Data extracted from a collection:
____________________
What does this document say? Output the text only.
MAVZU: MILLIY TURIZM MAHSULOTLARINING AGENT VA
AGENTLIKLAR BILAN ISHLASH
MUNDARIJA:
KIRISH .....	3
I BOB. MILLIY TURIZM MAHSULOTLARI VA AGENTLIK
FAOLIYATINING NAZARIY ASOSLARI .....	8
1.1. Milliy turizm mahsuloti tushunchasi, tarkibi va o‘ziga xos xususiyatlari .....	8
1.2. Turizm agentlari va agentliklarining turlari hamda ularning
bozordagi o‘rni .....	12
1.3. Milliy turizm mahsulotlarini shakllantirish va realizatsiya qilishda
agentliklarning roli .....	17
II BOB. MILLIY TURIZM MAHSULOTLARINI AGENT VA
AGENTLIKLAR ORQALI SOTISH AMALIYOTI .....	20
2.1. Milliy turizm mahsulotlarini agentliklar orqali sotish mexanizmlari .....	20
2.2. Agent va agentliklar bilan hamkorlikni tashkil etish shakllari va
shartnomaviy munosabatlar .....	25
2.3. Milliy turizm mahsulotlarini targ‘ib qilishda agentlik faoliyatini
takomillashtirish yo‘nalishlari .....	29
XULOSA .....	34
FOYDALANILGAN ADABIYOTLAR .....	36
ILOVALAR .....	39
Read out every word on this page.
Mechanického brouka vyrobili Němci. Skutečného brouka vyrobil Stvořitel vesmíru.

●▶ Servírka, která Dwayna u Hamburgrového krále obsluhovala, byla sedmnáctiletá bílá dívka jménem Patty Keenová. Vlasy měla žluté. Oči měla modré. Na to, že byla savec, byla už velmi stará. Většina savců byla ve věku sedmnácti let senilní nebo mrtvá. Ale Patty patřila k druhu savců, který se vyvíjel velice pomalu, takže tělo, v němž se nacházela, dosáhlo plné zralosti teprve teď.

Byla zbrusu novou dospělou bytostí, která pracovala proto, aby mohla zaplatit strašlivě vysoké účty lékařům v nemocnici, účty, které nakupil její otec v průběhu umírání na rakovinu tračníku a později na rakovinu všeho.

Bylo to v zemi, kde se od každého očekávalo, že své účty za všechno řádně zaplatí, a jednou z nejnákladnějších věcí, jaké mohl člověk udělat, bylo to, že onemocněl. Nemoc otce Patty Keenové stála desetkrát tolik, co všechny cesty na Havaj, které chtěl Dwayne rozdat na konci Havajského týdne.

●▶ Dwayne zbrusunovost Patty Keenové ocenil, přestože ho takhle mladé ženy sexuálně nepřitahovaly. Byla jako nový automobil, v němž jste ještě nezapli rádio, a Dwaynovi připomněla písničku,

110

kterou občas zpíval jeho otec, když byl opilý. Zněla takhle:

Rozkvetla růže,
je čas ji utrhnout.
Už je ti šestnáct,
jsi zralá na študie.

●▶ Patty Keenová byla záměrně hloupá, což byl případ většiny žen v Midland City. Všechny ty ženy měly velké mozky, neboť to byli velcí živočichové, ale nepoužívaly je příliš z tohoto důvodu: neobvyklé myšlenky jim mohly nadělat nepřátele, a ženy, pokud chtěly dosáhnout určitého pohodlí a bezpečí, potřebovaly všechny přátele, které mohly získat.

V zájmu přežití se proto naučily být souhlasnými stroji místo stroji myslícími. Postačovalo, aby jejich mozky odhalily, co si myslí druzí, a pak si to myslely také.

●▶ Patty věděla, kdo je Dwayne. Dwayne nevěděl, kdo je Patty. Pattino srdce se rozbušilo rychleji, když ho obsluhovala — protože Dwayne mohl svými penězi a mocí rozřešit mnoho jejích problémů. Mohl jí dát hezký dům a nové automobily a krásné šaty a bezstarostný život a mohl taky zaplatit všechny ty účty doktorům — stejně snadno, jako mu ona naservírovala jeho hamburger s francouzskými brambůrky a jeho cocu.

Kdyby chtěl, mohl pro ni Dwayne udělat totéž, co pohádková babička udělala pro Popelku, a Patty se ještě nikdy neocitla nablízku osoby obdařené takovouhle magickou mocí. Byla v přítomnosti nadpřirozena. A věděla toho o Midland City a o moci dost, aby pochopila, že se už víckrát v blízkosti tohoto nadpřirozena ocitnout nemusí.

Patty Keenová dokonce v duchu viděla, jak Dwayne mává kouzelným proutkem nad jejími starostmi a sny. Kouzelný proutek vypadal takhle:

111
____________________
AIM OF THE TASK:
Copy out every entry again, exactly as it was given.

EXERCISE RESULT:
What does this document say? Output the text only.
MAVZU: MILLIY TURIZM MAHSULOTLARINING AGENT VA
AGENTLIKLAR BILAN ISHLASH
MUNDARIJA:
KIRISH .....	3
I BOB. MILLIY TURIZM MAHSULOTLARI VA AGENTLIK
FAOLIYATINING NAZARIY ASOSLARI .....	8
1.1. Milliy turizm mahsuloti tushunchasi, tarkibi va o‘ziga xos xususiyatlari .....	8
1.2. Turizm agentlari va agentliklarining turlari hamda ularning
bozordagi o‘rni .....	12
1.3. Milliy turizm mahsulotlarini shakllantirish va realizatsiya qilishda
agentliklarning roli .....	17
II BOB. MILLIY TURIZM MAHSULOTLARINI AGENT VA
AGENTLIKLAR ORQALI SOTISH AMALIYOTI .....	20
2.1. Milliy turizm mahsulotlarini agentliklar orqali sotish mexanizmlari .....	20
2.2. Agent va agentliklar bilan hamkorlikni tashkil etish shakllari va
shartnomaviy munosabatlar .....	25
2.3. Milliy turizm mahsulotlarini targ‘ib qilishda agentlik faoliyatini
takomillashtirish yo‘nalishlari .....	29
XULOSA .....	34
FOYDALANILGAN ADABIYOTLAR .....	36
ILOVALAR .....	39
Read out every word on this page.
Mechanického brouka vyrobili Němci. Skutečného brouka vyrobil Stvořitel vesmíru.

●▶ Servírka, která Dwayna u Hamburgrového krále obsluhovala, byla sedmnáctiletá bílá dívka jménem Patty Keenová. Vlasy měla žluté. Oči měla modré. Na to, že byla savec, byla už velmi stará. Většina savců byla ve věku sedmnácti let senilní nebo mrtvá. Ale Patty patřila k druhu savců, který se vyvíjel velice pomalu, takže tělo, v němž se nacházela, dosáhlo plné zralosti teprve teď.

Byla zbrusu novou dospělou bytostí, která pracovala proto, aby mohla zaplatit strašlivě vysoké účty lékařům v nemocnici, účty, které nakupil její otec v průběhu umírání na rakovinu tračníku a později na rakovinu všeho.

Bylo to v zemi, kde se od každého očekávalo, že své účty za všechno řádně zaplatí, a jednou z nejnákladnějších věcí, jaké mohl člověk udělat, bylo to, že onemocněl. Nemoc otce Patty Keenové stála desetkrát tolik, co všechny cesty na Havaj, které chtěl Dwayne rozdat na konci Havajského týdne.

●▶ Dwayne zbrusunovost Patty Keenové ocenil, přestože ho takhle mladé ženy sexuálně nepřitahovaly. Byla jako nový automobil, v němž jste ještě nezapli rádio, a Dwaynovi připomněla písničku,

110

kterou občas zpíval jeho otec, když byl opilý. Zněla takhle:

Rozkvetla růže,
je čas ji utrhnout.
Už je ti šestnáct,
jsi zralá na študie.

●▶ Patty Keenová byla záměrně hloupá, což byl případ většiny žen v Midland City. Všechny ty ženy měly velké mozky, neboť to byli velcí živočichové, ale nepoužívaly je příliš z tohoto důvodu: neobvyklé myšlenky jim mohly nadělat nepřátele, a ženy, pokud chtěly dosáhnout určitého pohodlí a bezpečí, potřebovaly všechny přátele, které mohly získat.

V zájmu přežití se proto naučily být souhlasnými stroji místo stroji myslícími. Postačovalo, aby jejich mozky odhalily, co si myslí druzí, a pak si to myslely také.

●▶ Patty věděla, kdo je Dwayne. Dwayne nevěděl, kdo je Patty. Pattino srdce se rozbušilo rychleji, když ho obsluhovala — protože Dwayne mohl svými penězi a mocí rozřešit mnoho jejích problémů. Mohl jí dát hezký dům a nové automobily a krásné šaty a bezstarostný život a mohl taky zaplatit všechny ty účty doktorům — stejně snadno, jako mu ona naservírovala jeho hamburger s francouzskými brambůrky a jeho cocu.

Kdyby chtěl, mohl pro ni Dwayne udělat totéž, co pohádková babička udělala pro Popelku, a Patty se ještě nikdy neocitla nablízku osoby obdařené takovouhle magickou mocí. Byla v přítomnosti nadpřirozena. A věděla toho o Midland City a o moci dost, aby pochopila, že se už víckrát v blízkosti tohoto nadpřirozena ocitnout nemusí.

Patty Keenová dokonce v duchu viděla, jak Dwayne mává kouzelným proutkem nad jejími starostmi a sny. Kouzelný proutek vypadal takhle:

111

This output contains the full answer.